Records excerpted from a collection:
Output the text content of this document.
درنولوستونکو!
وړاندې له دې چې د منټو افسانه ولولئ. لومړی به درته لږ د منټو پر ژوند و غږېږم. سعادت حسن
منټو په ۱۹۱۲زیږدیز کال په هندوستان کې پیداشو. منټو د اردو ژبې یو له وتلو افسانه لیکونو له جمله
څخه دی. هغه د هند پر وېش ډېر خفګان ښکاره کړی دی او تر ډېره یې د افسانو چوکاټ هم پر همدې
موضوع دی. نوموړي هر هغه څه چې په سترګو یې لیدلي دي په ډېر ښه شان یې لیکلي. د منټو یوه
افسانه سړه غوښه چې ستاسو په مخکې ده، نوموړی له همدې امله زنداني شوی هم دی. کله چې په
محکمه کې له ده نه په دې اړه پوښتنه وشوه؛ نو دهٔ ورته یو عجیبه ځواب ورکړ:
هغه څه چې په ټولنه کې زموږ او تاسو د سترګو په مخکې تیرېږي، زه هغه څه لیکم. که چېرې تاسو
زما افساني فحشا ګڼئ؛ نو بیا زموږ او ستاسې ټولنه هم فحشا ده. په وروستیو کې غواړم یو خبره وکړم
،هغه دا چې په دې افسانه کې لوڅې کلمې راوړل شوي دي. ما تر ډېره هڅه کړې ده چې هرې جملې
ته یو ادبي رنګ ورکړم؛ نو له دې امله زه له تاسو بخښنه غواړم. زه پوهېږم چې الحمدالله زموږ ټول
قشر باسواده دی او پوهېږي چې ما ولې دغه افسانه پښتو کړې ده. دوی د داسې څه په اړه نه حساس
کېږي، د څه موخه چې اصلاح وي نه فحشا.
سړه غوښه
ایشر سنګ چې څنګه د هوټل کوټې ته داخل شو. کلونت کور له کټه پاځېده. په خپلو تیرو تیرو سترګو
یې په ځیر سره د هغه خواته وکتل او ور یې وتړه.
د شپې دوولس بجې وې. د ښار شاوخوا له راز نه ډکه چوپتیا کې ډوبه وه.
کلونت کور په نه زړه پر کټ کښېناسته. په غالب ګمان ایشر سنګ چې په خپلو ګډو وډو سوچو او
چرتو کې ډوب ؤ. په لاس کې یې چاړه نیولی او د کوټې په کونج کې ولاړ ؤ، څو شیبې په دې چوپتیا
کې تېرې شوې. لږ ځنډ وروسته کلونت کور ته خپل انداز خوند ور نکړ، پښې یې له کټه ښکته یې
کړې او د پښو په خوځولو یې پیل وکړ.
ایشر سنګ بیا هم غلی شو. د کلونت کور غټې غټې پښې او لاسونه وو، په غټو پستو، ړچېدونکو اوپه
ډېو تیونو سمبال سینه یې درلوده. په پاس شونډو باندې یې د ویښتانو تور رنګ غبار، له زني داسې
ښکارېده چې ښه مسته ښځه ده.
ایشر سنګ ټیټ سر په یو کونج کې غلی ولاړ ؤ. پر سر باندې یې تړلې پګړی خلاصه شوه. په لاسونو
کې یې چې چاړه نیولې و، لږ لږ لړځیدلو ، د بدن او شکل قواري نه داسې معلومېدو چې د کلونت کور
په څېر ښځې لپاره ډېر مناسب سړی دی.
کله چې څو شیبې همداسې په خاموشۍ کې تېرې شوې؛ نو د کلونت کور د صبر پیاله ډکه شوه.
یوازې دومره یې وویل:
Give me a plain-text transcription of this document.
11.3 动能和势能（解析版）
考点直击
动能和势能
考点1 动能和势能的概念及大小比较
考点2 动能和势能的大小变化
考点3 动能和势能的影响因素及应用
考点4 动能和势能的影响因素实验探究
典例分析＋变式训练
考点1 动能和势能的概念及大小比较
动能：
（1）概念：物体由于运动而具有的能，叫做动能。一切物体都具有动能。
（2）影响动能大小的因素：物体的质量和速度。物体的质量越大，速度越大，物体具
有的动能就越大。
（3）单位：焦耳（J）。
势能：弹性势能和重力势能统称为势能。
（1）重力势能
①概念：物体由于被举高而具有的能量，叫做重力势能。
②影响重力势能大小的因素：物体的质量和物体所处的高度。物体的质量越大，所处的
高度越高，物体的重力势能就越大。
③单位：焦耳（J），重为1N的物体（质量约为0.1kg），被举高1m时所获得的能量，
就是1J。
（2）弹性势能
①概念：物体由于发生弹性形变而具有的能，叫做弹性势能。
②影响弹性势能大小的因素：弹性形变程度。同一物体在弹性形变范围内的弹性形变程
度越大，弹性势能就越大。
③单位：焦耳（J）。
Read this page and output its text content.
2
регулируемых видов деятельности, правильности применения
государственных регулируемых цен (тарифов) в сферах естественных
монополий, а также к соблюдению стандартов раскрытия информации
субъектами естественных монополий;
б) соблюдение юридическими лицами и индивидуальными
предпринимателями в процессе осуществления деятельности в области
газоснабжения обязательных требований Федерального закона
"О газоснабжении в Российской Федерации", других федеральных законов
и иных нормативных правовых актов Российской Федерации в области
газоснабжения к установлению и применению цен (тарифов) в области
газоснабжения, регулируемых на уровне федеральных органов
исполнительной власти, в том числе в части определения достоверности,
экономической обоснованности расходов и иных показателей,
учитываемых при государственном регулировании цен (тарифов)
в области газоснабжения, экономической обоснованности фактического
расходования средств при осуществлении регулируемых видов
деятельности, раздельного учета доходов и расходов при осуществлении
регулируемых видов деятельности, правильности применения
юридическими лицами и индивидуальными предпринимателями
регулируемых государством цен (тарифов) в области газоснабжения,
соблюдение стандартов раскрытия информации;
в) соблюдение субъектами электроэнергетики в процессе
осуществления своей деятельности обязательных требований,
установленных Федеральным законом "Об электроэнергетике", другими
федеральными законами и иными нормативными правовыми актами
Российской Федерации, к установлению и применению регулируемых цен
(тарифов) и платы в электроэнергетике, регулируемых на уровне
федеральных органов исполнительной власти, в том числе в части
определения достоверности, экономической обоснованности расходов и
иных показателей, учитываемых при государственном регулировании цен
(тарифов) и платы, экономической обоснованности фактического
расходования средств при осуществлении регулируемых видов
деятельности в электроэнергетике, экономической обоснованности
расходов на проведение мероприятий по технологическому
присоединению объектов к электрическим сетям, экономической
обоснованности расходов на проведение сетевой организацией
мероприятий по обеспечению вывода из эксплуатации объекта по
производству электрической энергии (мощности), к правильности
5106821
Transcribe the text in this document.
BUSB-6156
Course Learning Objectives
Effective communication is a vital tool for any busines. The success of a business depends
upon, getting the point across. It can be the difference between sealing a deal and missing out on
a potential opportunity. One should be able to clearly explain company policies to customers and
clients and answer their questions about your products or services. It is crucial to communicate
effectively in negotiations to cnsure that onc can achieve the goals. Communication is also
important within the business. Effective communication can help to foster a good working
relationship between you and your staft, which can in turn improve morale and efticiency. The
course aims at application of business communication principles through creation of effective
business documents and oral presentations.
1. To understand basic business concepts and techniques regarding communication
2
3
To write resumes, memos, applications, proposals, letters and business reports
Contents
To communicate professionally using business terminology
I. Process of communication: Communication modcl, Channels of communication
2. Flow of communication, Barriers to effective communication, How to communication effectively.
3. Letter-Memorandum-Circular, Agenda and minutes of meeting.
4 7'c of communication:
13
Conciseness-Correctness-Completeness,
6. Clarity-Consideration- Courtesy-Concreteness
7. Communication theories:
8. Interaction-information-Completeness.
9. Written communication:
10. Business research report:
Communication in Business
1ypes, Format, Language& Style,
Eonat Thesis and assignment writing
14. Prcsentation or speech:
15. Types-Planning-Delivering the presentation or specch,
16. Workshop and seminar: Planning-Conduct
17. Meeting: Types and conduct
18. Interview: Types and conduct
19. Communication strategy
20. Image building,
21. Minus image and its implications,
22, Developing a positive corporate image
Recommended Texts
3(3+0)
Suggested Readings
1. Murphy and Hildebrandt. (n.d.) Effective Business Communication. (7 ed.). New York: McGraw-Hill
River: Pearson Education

> **Set exercise**
From the data, pick out every line that includes "سترګو".

> **Result**
موضوع دی. نوموړي هر هغه څه چې په سترګو یې لیدلي دي په ډېر ښه شان یې لیکلي. د منټو یوه
هغه څه چې په ټولنه کې زموږ او تاسو د سترګو په مخکې تیرېږي، زه هغه څه لیکم. که چېرې تاسو
ایشر سنګ چې څنګه د هوټل کوټې ته داخل شو. کلونت کور له کټه پاځېده. په خپلو تیرو تیرو سترګو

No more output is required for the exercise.